** Start of Exercise data **
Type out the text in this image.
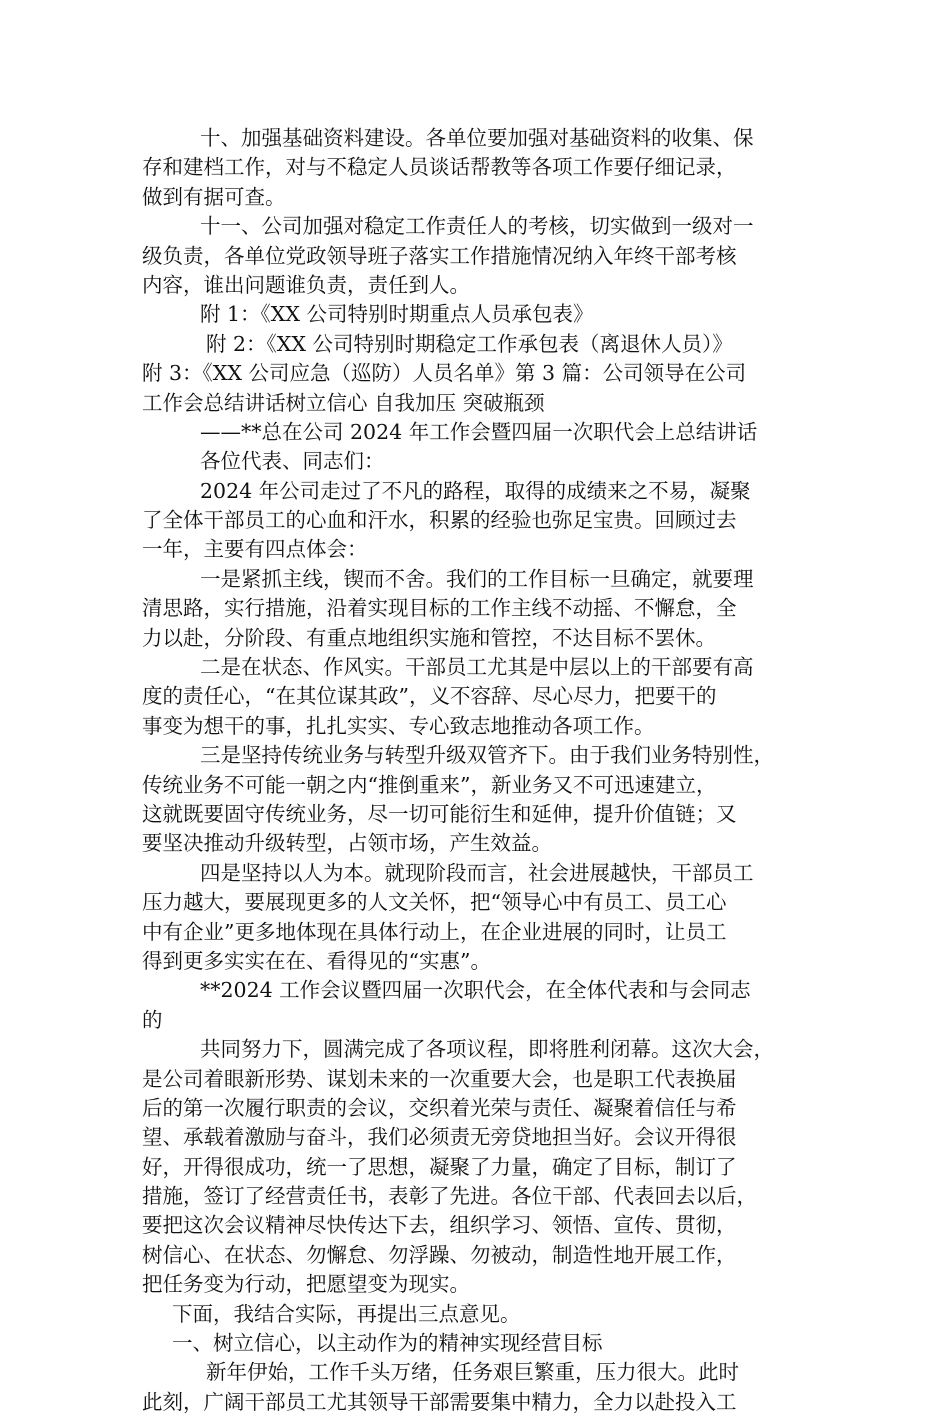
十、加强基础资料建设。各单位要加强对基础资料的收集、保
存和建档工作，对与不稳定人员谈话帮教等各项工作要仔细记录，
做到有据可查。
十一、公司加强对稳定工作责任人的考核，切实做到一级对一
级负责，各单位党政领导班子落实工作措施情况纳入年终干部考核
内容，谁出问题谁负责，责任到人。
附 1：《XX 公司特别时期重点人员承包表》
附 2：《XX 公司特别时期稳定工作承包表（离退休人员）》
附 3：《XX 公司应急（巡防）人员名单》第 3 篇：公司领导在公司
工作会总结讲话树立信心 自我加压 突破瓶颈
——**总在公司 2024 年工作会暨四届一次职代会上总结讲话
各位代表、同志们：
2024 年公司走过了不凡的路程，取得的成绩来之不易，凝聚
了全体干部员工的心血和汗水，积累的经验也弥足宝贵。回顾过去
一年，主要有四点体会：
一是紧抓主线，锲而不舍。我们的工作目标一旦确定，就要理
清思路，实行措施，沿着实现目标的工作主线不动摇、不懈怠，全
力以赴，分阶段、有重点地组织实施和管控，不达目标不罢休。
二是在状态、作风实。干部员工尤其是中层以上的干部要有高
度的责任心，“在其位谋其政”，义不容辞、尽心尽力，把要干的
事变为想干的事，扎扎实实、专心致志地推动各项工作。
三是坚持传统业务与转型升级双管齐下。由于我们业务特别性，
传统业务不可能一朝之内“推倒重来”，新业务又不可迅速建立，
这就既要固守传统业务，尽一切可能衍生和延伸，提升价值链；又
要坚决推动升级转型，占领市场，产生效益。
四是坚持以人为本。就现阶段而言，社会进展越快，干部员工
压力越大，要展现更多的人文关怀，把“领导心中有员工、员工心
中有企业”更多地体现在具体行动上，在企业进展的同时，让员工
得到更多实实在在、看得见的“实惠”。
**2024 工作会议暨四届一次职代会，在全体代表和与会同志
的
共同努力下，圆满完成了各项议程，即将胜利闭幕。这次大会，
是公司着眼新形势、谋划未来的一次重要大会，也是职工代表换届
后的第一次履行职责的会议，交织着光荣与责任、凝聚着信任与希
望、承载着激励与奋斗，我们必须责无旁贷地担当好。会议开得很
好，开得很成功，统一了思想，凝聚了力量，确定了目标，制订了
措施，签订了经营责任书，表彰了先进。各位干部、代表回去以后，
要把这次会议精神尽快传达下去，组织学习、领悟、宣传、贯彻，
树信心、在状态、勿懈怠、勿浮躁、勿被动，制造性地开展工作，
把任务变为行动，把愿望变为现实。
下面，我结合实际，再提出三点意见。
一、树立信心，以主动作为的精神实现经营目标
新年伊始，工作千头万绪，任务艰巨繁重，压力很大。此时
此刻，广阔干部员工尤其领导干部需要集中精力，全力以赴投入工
** End of Exercise data **
**Exercise objective:** Print out every entry above without changing a word, and leave out the pictures.

**Worked answer:**
Type out the text in this image.
十、加强基础资料建设。各单位要加强对基础资料的收集、保
存和建档工作，对与不稳定人员谈话帮教等各项工作要仔细记录，
做到有据可查。
十一、公司加强对稳定工作责任人的考核，切实做到一级对一
级负责，各单位党政领导班子落实工作措施情况纳入年终干部考核
内容，谁出问题谁负责，责任到人。
附 1：《XX 公司特别时期重点人员承包表》
附 2：《XX 公司特别时期稳定工作承包表（离退休人员）》
附 3：《XX 公司应急（巡防）人员名单》第 3 篇：公司领导在公司
工作会总结讲话树立信心 自我加压 突破瓶颈
——**总在公司 2024 年工作会暨四届一次职代会上总结讲话
各位代表、同志们：
2024 年公司走过了不凡的路程，取得的成绩来之不易，凝聚
了全体干部员工的心血和汗水，积累的经验也弥足宝贵。回顾过去
一年，主要有四点体会：
一是紧抓主线，锲而不舍。我们的工作目标一旦确定，就要理
清思路，实行措施，沿着实现目标的工作主线不动摇、不懈怠，全
力以赴，分阶段、有重点地组织实施和管控，不达目标不罢休。
二是在状态、作风实。干部员工尤其是中层以上的干部要有高
度的责任心，“在其位谋其政”，义不容辞、尽心尽力，把要干的
事变为想干的事，扎扎实实、专心致志地推动各项工作。
三是坚持传统业务与转型升级双管齐下。由于我们业务特别性，
传统业务不可能一朝之内“推倒重来”，新业务又不可迅速建立，
这就既要固守传统业务，尽一切可能衍生和延伸，提升价值链；又
要坚决推动升级转型，占领市场，产生效益。
四是坚持以人为本。就现阶段而言，社会进展越快，干部员工
压力越大，要展现更多的人文关怀，把“领导心中有员工、员工心
中有企业”更多地体现在具体行动上，在企业进展的同时，让员工
得到更多实实在在、看得见的“实惠”。
**2024 工作会议暨四届一次职代会，在全体代表和与会同志
的
共同努力下，圆满完成了各项议程，即将胜利闭幕。这次大会，
是公司着眼新形势、谋划未来的一次重要大会，也是职工代表换届
后的第一次履行职责的会议，交织着光荣与责任、凝聚着信任与希
望、承载着激励与奋斗，我们必须责无旁贷地担当好。会议开得很
好，开得很成功，统一了思想，凝聚了力量，确定了目标，制订了
措施，签订了经营责任书，表彰了先进。各位干部、代表回去以后，
要把这次会议精神尽快传达下去，组织学习、领悟、宣传、贯彻，
树信心、在状态、勿懈怠、勿浮躁、勿被动，制造性地开展工作，
把任务变为行动，把愿望变为现实。
下面，我结合实际，再提出三点意见。
一、树立信心，以主动作为的精神实现经营目标
新年伊始，工作千头万绪，任务艰巨繁重，压力很大。此时
此刻，广阔干部员工尤其领导干部需要集中精力，全力以赴投入工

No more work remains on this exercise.